[What to do]
Scan the entries below. List each line with "document".

[Dataset]
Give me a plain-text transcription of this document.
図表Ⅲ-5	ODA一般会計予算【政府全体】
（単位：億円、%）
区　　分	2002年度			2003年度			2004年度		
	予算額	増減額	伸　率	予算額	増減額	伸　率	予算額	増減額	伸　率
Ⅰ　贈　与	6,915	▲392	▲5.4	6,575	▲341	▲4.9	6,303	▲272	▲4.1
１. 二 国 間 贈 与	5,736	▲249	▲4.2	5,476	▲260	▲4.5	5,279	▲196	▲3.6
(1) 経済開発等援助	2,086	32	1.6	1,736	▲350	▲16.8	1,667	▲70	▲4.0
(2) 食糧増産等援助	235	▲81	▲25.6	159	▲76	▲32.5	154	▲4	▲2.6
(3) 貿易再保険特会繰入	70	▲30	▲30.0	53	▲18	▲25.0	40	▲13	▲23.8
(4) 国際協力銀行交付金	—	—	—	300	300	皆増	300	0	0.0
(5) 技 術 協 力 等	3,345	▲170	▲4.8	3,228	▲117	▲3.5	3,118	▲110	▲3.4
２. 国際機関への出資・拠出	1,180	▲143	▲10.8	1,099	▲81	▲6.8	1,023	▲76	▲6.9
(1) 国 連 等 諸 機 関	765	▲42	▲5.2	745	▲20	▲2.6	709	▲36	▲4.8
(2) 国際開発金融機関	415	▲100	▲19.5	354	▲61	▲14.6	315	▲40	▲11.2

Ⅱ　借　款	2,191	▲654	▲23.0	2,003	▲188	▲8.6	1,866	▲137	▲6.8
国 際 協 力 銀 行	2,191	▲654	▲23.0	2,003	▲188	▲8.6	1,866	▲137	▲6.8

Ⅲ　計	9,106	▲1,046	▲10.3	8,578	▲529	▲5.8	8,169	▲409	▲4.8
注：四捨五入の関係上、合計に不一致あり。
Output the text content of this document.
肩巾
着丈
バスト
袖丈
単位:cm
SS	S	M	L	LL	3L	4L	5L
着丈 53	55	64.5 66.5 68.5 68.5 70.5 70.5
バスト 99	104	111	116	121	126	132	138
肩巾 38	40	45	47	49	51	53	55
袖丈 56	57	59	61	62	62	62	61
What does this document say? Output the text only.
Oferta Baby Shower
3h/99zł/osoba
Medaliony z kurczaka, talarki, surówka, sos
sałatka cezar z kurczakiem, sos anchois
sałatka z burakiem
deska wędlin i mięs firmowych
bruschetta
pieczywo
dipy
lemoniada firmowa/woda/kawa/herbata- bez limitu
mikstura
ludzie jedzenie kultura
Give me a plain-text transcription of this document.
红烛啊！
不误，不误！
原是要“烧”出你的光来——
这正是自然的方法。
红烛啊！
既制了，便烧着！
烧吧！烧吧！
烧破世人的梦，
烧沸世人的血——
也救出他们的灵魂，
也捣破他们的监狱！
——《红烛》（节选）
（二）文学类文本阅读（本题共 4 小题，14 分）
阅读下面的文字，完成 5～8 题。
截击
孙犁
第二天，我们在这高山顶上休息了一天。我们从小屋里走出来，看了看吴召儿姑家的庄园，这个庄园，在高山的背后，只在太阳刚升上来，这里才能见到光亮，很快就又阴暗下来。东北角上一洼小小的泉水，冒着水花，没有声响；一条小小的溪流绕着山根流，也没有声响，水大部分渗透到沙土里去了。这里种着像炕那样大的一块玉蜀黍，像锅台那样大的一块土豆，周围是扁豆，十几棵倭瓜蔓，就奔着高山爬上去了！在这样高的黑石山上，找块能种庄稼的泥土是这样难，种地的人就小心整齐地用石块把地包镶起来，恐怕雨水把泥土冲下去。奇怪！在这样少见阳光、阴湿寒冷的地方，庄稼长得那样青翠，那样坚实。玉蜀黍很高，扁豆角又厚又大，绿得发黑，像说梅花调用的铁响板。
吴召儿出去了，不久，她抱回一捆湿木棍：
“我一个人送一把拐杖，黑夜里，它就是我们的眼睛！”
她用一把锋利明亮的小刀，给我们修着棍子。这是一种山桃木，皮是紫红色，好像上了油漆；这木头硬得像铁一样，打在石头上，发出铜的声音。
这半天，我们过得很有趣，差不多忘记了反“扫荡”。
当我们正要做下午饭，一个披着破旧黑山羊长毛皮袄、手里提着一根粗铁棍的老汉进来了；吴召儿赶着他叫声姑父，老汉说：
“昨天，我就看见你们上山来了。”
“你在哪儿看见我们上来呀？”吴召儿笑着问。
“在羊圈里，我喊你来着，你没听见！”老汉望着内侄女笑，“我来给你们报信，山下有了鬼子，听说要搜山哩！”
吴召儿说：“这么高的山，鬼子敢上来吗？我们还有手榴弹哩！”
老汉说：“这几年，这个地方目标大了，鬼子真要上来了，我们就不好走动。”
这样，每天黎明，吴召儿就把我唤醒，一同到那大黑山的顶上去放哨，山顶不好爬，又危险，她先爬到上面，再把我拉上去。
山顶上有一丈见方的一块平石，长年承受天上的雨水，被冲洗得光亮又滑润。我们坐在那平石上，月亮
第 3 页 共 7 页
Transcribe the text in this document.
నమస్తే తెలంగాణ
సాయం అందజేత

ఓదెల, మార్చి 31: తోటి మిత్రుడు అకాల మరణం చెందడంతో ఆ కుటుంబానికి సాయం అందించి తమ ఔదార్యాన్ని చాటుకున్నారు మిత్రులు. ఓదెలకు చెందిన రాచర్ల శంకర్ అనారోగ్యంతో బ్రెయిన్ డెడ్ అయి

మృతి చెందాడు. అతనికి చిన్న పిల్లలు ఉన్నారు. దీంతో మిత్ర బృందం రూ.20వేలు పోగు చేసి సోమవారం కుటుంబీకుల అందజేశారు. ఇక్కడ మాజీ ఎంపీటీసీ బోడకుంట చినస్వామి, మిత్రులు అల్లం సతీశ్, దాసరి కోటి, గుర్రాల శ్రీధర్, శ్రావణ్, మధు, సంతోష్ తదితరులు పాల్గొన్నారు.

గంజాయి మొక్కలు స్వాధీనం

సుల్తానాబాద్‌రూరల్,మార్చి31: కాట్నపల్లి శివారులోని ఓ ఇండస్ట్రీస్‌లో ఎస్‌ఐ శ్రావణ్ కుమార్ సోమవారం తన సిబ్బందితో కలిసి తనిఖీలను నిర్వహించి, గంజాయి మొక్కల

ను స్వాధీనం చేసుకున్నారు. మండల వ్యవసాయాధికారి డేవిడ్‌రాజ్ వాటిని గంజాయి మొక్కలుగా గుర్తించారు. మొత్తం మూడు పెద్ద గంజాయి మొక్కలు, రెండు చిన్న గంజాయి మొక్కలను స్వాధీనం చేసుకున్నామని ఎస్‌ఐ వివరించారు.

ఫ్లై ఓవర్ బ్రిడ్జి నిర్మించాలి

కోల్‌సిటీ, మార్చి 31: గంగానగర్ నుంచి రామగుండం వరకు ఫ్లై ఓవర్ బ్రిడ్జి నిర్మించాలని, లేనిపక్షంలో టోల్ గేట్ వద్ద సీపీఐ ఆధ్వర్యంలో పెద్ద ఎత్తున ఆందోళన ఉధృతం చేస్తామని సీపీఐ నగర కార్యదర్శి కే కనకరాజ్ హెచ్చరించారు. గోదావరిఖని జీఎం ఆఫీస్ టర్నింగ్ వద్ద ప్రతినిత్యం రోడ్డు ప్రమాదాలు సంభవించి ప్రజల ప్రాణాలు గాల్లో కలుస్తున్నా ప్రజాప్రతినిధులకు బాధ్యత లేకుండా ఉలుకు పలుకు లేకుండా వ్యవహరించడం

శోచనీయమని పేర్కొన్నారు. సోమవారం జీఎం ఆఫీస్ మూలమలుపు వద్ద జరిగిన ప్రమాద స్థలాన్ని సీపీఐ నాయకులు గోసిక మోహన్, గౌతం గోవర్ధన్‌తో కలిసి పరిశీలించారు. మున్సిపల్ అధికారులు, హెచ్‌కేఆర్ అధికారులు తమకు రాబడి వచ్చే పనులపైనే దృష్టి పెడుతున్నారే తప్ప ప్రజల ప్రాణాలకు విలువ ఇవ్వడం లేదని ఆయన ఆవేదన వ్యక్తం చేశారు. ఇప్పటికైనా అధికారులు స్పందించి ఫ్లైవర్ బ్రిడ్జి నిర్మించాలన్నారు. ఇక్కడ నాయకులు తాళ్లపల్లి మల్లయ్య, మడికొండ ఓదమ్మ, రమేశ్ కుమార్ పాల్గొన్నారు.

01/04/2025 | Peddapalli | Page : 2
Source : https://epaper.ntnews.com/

[Solution to the problem]
Give me a plain-text transcription of this document.
Output the text content of this document.
What does this document say? Output the text only.
Give me a plain-text transcription of this document.
Transcribe the text in this document.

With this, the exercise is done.